▸ Problem details
Extract the full set of records, then give each one again exactly.

▸ Provided data
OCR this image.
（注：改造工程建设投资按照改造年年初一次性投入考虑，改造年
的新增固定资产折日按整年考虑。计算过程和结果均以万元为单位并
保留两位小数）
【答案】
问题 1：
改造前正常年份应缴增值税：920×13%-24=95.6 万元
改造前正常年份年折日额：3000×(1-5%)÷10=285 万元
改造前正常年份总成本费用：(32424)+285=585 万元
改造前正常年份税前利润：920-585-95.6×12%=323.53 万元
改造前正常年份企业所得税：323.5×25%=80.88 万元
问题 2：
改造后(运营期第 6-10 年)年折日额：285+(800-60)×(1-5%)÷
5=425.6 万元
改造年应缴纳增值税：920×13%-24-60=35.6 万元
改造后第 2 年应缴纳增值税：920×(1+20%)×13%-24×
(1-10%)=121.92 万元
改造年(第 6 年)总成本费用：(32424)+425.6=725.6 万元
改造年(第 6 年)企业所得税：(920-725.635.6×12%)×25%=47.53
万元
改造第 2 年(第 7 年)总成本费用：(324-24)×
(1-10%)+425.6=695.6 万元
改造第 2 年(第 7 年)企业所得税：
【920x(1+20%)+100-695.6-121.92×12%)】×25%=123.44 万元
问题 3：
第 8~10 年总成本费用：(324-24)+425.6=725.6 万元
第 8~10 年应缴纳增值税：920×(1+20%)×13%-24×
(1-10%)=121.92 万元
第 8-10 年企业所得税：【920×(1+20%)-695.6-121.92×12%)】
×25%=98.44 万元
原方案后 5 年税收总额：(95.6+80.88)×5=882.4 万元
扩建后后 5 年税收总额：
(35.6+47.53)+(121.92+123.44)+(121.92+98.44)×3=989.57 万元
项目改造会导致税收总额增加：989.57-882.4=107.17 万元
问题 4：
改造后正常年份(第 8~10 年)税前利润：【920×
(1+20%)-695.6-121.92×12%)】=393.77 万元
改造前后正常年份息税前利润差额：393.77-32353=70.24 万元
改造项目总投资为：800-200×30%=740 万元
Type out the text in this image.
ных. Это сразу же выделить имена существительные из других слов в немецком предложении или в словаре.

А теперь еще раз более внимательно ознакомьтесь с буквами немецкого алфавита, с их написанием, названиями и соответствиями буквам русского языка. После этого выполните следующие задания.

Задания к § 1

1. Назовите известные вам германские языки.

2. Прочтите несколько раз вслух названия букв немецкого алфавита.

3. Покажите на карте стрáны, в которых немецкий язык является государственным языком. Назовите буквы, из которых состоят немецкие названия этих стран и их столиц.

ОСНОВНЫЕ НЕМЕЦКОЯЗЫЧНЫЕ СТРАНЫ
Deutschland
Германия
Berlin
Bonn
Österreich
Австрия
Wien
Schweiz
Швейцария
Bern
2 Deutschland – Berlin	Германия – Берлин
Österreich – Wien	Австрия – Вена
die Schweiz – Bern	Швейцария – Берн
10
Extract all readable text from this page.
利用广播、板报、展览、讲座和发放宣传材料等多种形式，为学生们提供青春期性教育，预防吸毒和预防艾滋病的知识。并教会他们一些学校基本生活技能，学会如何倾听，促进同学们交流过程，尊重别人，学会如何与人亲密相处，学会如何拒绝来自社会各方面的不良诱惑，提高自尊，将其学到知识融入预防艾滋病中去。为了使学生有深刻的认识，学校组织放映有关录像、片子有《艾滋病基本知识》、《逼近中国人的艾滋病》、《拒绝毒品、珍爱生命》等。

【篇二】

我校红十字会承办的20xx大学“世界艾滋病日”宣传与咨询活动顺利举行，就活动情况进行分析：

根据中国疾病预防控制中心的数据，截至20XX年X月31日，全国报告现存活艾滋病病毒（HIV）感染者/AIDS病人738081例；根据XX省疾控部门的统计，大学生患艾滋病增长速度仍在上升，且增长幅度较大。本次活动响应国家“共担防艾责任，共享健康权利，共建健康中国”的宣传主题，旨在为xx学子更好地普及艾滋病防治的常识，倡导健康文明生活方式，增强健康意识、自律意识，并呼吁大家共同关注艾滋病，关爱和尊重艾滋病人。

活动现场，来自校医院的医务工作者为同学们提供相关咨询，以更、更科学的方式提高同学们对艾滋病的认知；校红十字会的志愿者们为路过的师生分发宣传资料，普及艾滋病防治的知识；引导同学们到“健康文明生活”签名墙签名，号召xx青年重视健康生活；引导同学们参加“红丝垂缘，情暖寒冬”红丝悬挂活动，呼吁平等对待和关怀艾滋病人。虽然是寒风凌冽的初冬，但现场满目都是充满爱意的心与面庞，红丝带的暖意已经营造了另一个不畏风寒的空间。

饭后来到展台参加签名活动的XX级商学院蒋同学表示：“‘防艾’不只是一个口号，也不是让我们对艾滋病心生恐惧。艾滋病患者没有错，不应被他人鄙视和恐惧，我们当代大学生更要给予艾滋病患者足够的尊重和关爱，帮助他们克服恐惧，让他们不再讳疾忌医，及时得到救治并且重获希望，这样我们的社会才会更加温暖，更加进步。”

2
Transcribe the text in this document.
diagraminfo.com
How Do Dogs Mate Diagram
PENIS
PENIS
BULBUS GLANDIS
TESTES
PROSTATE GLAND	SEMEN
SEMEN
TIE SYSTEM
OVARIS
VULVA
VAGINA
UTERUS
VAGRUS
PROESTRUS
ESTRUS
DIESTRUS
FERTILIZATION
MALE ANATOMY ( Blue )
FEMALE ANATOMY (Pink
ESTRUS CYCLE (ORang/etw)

▸ Result for this task
OCR this image.
（注：改造工程建设投资按照改造年年初一次性投入考虑，改造年
的新增固定资产折日按整年考虑。计算过程和结果均以万元为单位并
保留两位小数）
【答案】
问题 1：
改造前正常年份应缴增值税：920×13%-24=95.6 万元
改造前正常年份年折日额：3000×(1-5%)÷10=285 万元
改造前正常年份总成本费用：(32424)+285=585 万元
改造前正常年份税前利润：920-585-95.6×12%=323.53 万元
改造前正常年份企业所得税：323.5×25%=80.88 万元
问题 2：
改造后(运营期第 6-10 年)年折日额：285+(800-60)×(1-5%)÷
5=425.6 万元
改造年应缴纳增值税：920×13%-24-60=35.6 万元
改造后第 2 年应缴纳增值税：920×(1+20%)×13%-24×
(1-10%)=121.92 万元
改造年(第 6 年)总成本费用：(32424)+425.6=725.6 万元
改造年(第 6 年)企业所得税：(920-725.635.6×12%)×25%=47.53
万元
改造第 2 年(第 7 年)总成本费用：(324-24)×
(1-10%)+425.6=695.6 万元
改造第 2 年(第 7 年)企业所得税：
【920x(1+20%)+100-695.6-121.92×12%)】×25%=123.44 万元
问题 3：
第 8~10 年总成本费用：(324-24)+425.6=725.6 万元
第 8~10 年应缴纳增值税：920×(1+20%)×13%-24×
(1-10%)=121.92 万元
第 8-10 年企业所得税：【920×(1+20%)-695.6-121.92×12%)】
×25%=98.44 万元
原方案后 5 年税收总额：(95.6+80.88)×5=882.4 万元
扩建后后 5 年税收总额：
(35.6+47.53)+(121.92+123.44)+(121.92+98.44)×3=989.57 万元
项目改造会导致税收总额增加：989.57-882.4=107.17 万元
问题 4：
改造后正常年份(第 8~10 年)税前利润：【920×
(1+20%)-695.6-121.92×12%)】=393.77 万元
改造前后正常年份息税前利润差额：393.77-32353=70.24 万元
改造项目总投资为：800-200×30%=740 万元
Type out the text in this image.
ных. Это сразу же выделить имена существительные из других слов в немецком предложении или в словаре.

А теперь еще раз более внимательно ознакомьтесь с буквами немецкого алфавита, с их написанием, названиями и соответствиями буквам русского языка. После этого выполните следующие задания.

Задания к § 1

1. Назовите известные вам германские языки.

2. Прочтите несколько раз вслух названия букв немецкого алфавита.

3. Покажите на карте стрáны, в которых немецкий язык является государственным языком. Назовите буквы, из которых состоят немецкие названия этих стран и их столиц.

ОСНОВНЫЕ НЕМЕЦКОЯЗЫЧНЫЕ СТРАНЫ
Deutschland
Германия
Berlin
Bonn
Österreich
Австрия
Wien
Schweiz
Швейцария
Bern
2 Deutschland – Berlin	Германия – Берлин
Österreich – Wien	Австрия – Вена
die Schweiz – Bern	Швейцария – Берн
10
Extract all readable text from this page.
利用广播、板报、展览、讲座和发放宣传材料等多种形式，为学生们提供青春期性教育，预防吸毒和预防艾滋病的知识。并教会他们一些学校基本生活技能，学会如何倾听，促进同学们交流过程，尊重别人，学会如何与人亲密相处，学会如何拒绝来自社会各方面的不良诱惑，提高自尊，将其学到知识融入预防艾滋病中去。为了使学生有深刻的认识，学校组织放映有关录像、片子有《艾滋病基本知识》、《逼近中国人的艾滋病》、《拒绝毒品、珍爱生命》等。

【篇二】

我校红十字会承办的20xx大学“世界艾滋病日”宣传与咨询活动顺利举行，就活动情况进行分析：

根据中国疾病预防控制中心的数据，截至20XX年X月31日，全国报告现存活艾滋病病毒（HIV）感染者/AIDS病人738081例；根据XX省疾控部门的统计，大学生患艾滋病增长速度仍在上升，且增长幅度较大。本次活动响应国家“共担防艾责任，共享健康权利，共建健康中国”的宣传主题，旨在为xx学子更好地普及艾滋病防治的常识，倡导健康文明生活方式，增强健康意识、自律意识，并呼吁大家共同关注艾滋病，关爱和尊重艾滋病人。

活动现场，来自校医院的医务工作者为同学们提供相关咨询，以更、更科学的方式提高同学们对艾滋病的认知；校红十字会的志愿者们为路过的师生分发宣传资料，普及艾滋病防治的知识；引导同学们到“健康文明生活”签名墙签名，号召xx青年重视健康生活；引导同学们参加“红丝垂缘，情暖寒冬”红丝悬挂活动，呼吁平等对待和关怀艾滋病人。虽然是寒风凌冽的初冬，但现场满目都是充满爱意的心与面庞，红丝带的暖意已经营造了另一个不畏风寒的空间。

饭后来到展台参加签名活动的XX级商学院蒋同学表示：“‘防艾’不只是一个口号，也不是让我们对艾滋病心生恐惧。艾滋病患者没有错，不应被他人鄙视和恐惧，我们当代大学生更要给予艾滋病患者足够的尊重和关爱，帮助他们克服恐惧，让他们不再讳疾忌医，及时得到救治并且重获希望，这样我们的社会才会更加温暖，更加进步。”

2
Transcribe the text in this document.
diagraminfo.com
How Do Dogs Mate Diagram
PENIS
PENIS
BULBUS GLANDIS
TESTES
PROSTATE GLAND	SEMEN
SEMEN
TIE SYSTEM
OVARIS
VULVA
VAGINA
UTERUS
VAGRUS
PROESTRUS
ESTRUS
DIESTRUS
FERTILIZATION
MALE ANATOMY ( Blue )
FEMALE ANATOMY (Pink
ESTRUS CYCLE (ORang/etw)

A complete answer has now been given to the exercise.